= Set exercise =
Give the records back in full, exactly as they read.

* * * *

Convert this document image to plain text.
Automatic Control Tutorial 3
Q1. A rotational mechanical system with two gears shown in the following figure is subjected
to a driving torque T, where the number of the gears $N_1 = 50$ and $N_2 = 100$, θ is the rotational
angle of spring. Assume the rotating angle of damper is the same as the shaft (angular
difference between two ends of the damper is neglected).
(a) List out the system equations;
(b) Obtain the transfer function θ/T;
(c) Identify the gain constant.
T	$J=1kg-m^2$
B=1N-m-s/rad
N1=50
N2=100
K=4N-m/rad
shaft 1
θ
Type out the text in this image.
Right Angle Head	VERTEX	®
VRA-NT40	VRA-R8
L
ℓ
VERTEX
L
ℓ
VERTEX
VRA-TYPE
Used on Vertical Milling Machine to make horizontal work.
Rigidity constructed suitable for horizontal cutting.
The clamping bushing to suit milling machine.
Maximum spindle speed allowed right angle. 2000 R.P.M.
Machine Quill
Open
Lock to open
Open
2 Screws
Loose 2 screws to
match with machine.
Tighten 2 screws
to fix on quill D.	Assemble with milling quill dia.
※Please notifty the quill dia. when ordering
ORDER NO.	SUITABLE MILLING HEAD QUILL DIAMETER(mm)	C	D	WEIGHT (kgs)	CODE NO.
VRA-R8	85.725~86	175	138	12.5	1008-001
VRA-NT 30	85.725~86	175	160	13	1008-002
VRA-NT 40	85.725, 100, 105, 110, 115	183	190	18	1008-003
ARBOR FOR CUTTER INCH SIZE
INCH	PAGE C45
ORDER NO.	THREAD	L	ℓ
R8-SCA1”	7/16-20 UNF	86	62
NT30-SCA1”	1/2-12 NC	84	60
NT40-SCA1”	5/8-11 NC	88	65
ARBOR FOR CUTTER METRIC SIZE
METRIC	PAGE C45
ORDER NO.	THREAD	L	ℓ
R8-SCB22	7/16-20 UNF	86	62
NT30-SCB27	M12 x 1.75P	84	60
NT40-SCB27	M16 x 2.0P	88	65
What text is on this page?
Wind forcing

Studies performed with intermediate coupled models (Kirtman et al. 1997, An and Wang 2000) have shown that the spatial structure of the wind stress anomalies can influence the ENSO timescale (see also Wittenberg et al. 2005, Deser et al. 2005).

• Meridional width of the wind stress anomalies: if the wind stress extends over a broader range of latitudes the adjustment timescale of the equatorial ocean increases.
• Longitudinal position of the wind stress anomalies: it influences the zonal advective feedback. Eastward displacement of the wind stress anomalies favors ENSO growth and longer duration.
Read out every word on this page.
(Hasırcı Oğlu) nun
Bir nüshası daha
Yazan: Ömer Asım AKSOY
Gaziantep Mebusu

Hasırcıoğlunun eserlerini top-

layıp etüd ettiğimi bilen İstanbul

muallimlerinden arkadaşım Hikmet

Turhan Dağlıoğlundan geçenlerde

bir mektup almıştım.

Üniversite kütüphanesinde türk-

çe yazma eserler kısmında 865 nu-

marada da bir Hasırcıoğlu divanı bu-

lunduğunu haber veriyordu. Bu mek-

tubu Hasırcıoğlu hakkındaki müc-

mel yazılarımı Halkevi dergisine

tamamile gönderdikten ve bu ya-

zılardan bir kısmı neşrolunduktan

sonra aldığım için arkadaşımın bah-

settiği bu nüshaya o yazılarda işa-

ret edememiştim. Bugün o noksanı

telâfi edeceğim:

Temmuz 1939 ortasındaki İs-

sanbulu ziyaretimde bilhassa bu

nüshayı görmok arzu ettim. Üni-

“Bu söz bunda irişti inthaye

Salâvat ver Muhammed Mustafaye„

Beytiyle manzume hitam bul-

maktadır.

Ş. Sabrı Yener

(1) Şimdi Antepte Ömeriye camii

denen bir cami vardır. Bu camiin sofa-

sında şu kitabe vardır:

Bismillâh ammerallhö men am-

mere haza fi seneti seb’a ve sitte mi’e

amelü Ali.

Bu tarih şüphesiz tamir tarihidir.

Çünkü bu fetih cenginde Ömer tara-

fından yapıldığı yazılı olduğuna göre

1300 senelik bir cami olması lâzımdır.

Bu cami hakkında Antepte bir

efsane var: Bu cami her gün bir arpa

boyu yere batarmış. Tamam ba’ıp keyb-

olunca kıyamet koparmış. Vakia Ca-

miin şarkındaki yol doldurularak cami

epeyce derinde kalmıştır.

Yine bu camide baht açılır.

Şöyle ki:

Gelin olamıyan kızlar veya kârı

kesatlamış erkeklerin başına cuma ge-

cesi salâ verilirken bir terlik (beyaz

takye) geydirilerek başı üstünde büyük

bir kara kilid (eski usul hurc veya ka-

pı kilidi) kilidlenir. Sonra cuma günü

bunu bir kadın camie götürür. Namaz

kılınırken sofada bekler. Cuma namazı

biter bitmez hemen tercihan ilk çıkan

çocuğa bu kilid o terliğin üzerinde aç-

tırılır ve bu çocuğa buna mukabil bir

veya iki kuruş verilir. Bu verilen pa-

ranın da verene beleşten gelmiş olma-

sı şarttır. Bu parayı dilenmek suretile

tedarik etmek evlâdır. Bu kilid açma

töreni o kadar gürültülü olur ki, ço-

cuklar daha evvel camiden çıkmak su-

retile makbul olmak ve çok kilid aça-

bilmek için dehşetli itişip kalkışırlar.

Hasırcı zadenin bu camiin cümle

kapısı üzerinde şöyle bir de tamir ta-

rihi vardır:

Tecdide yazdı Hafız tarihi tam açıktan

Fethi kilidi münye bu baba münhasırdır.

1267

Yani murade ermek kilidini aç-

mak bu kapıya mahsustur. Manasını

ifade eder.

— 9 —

* * * *

= Answer to the exercise =
Convert this document image to plain text.
Automatic Control Tutorial 3
Q1. A rotational mechanical system with two gears shown in the following figure is subjected
to a driving torque T, where the number of the gears $N_1 = 50$ and $N_2 = 100$, θ is the rotational
angle of spring. Assume the rotating angle of damper is the same as the shaft (angular
difference between two ends of the damper is neglected).
(a) List out the system equations;
(b) Obtain the transfer function θ/T;
(c) Identify the gain constant.
T	$J=1kg-m^2$
B=1N-m-s/rad
N1=50
N2=100
K=4N-m/rad
shaft 1
θ
Type out the text in this image.
Right Angle Head	VERTEX	®
VRA-NT40	VRA-R8
L
ℓ
VERTEX
L
ℓ
VERTEX
VRA-TYPE
Used on Vertical Milling Machine to make horizontal work.
Rigidity constructed suitable for horizontal cutting.
The clamping bushing to suit milling machine.
Maximum spindle speed allowed right angle. 2000 R.P.M.
Machine Quill
Open
Lock to open
Open
2 Screws
Loose 2 screws to
match with machine.
Tighten 2 screws
to fix on quill D.	Assemble with milling quill dia.
※Please notifty the quill dia. when ordering
ORDER NO.	SUITABLE MILLING HEAD QUILL DIAMETER(mm)	C	D	WEIGHT (kgs)	CODE NO.
VRA-R8	85.725~86	175	138	12.5	1008-001
VRA-NT 30	85.725~86	175	160	13	1008-002
VRA-NT 40	85.725, 100, 105, 110, 115	183	190	18	1008-003
ARBOR FOR CUTTER INCH SIZE
INCH	PAGE C45
ORDER NO.	THREAD	L	ℓ
R8-SCA1”	7/16-20 UNF	86	62
NT30-SCA1”	1/2-12 NC	84	60
NT40-SCA1”	5/8-11 NC	88	65
ARBOR FOR CUTTER METRIC SIZE
METRIC	PAGE C45
ORDER NO.	THREAD	L	ℓ
R8-SCB22	7/16-20 UNF	86	62
NT30-SCB27	M12 x 1.75P	84	60
NT40-SCB27	M16 x 2.0P	88	65
What text is on this page?
Wind forcing

Studies performed with intermediate coupled models (Kirtman et al. 1997, An and Wang 2000) have shown that the spatial structure of the wind stress anomalies can influence the ENSO timescale (see also Wittenberg et al. 2005, Deser et al. 2005).

• Meridional width of the wind stress anomalies: if the wind stress extends over a broader range of latitudes the adjustment timescale of the equatorial ocean increases.
• Longitudinal position of the wind stress anomalies: it influences the zonal advective feedback. Eastward displacement of the wind stress anomalies favors ENSO growth and longer duration.
Read out every word on this page.
(Hasırcı Oğlu) nun
Bir nüshası daha
Yazan: Ömer Asım AKSOY
Gaziantep Mebusu

Hasırcıoğlunun eserlerini top-

layıp etüd ettiğimi bilen İstanbul

muallimlerinden arkadaşım Hikmet

Turhan Dağlıoğlundan geçenlerde

bir mektup almıştım.

Üniversite kütüphanesinde türk-

çe yazma eserler kısmında 865 nu-

marada da bir Hasırcıoğlu divanı bu-

lunduğunu haber veriyordu. Bu mek-

tubu Hasırcıoğlu hakkındaki müc-

mel yazılarımı Halkevi dergisine

tamamile gönderdikten ve bu ya-

zılardan bir kısmı neşrolunduktan

sonra aldığım için arkadaşımın bah-

settiği bu nüshaya o yazılarda işa-

ret edememiştim. Bugün o noksanı

telâfi edeceğim:

Temmuz 1939 ortasındaki İs-

sanbulu ziyaretimde bilhassa bu

nüshayı görmok arzu ettim. Üni-

“Bu söz bunda irişti inthaye

Salâvat ver Muhammed Mustafaye„

Beytiyle manzume hitam bul-

maktadır.

Ş. Sabrı Yener

(1) Şimdi Antepte Ömeriye camii

denen bir cami vardır. Bu camiin sofa-

sında şu kitabe vardır:

Bismillâh ammerallhö men am-

mere haza fi seneti seb’a ve sitte mi’e

amelü Ali.

Bu tarih şüphesiz tamir tarihidir.

Çünkü bu fetih cenginde Ömer tara-

fından yapıldığı yazılı olduğuna göre

1300 senelik bir cami olması lâzımdır.

Bu cami hakkında Antepte bir

efsane var: Bu cami her gün bir arpa

boyu yere batarmış. Tamam ba’ıp keyb-

olunca kıyamet koparmış. Vakia Ca-

miin şarkındaki yol doldurularak cami

epeyce derinde kalmıştır.

Yine bu camide baht açılır.

Şöyle ki:

Gelin olamıyan kızlar veya kârı

kesatlamış erkeklerin başına cuma ge-

cesi salâ verilirken bir terlik (beyaz

takye) geydirilerek başı üstünde büyük

bir kara kilid (eski usul hurc veya ka-

pı kilidi) kilidlenir. Sonra cuma günü

bunu bir kadın camie götürür. Namaz

kılınırken sofada bekler. Cuma namazı

biter bitmez hemen tercihan ilk çıkan

çocuğa bu kilid o terliğin üzerinde aç-

tırılır ve bu çocuğa buna mukabil bir

veya iki kuruş verilir. Bu verilen pa-

ranın da verene beleşten gelmiş olma-

sı şarttır. Bu parayı dilenmek suretile

tedarik etmek evlâdır. Bu kilid açma

töreni o kadar gürültülü olur ki, ço-

cuklar daha evvel camiden çıkmak su-

retile makbul olmak ve çok kilid aça-

bilmek için dehşetli itişip kalkışırlar.

Hasırcı zadenin bu camiin cümle

kapısı üzerinde şöyle bir de tamir ta-

rihi vardır:

Tecdide yazdı Hafız tarihi tam açıktan

Fethi kilidi münye bu baba münhasırdır.

1267

Yani murade ermek kilidini aç-

mak bu kapıya mahsustur. Manasını

ifade eder.

— 9 —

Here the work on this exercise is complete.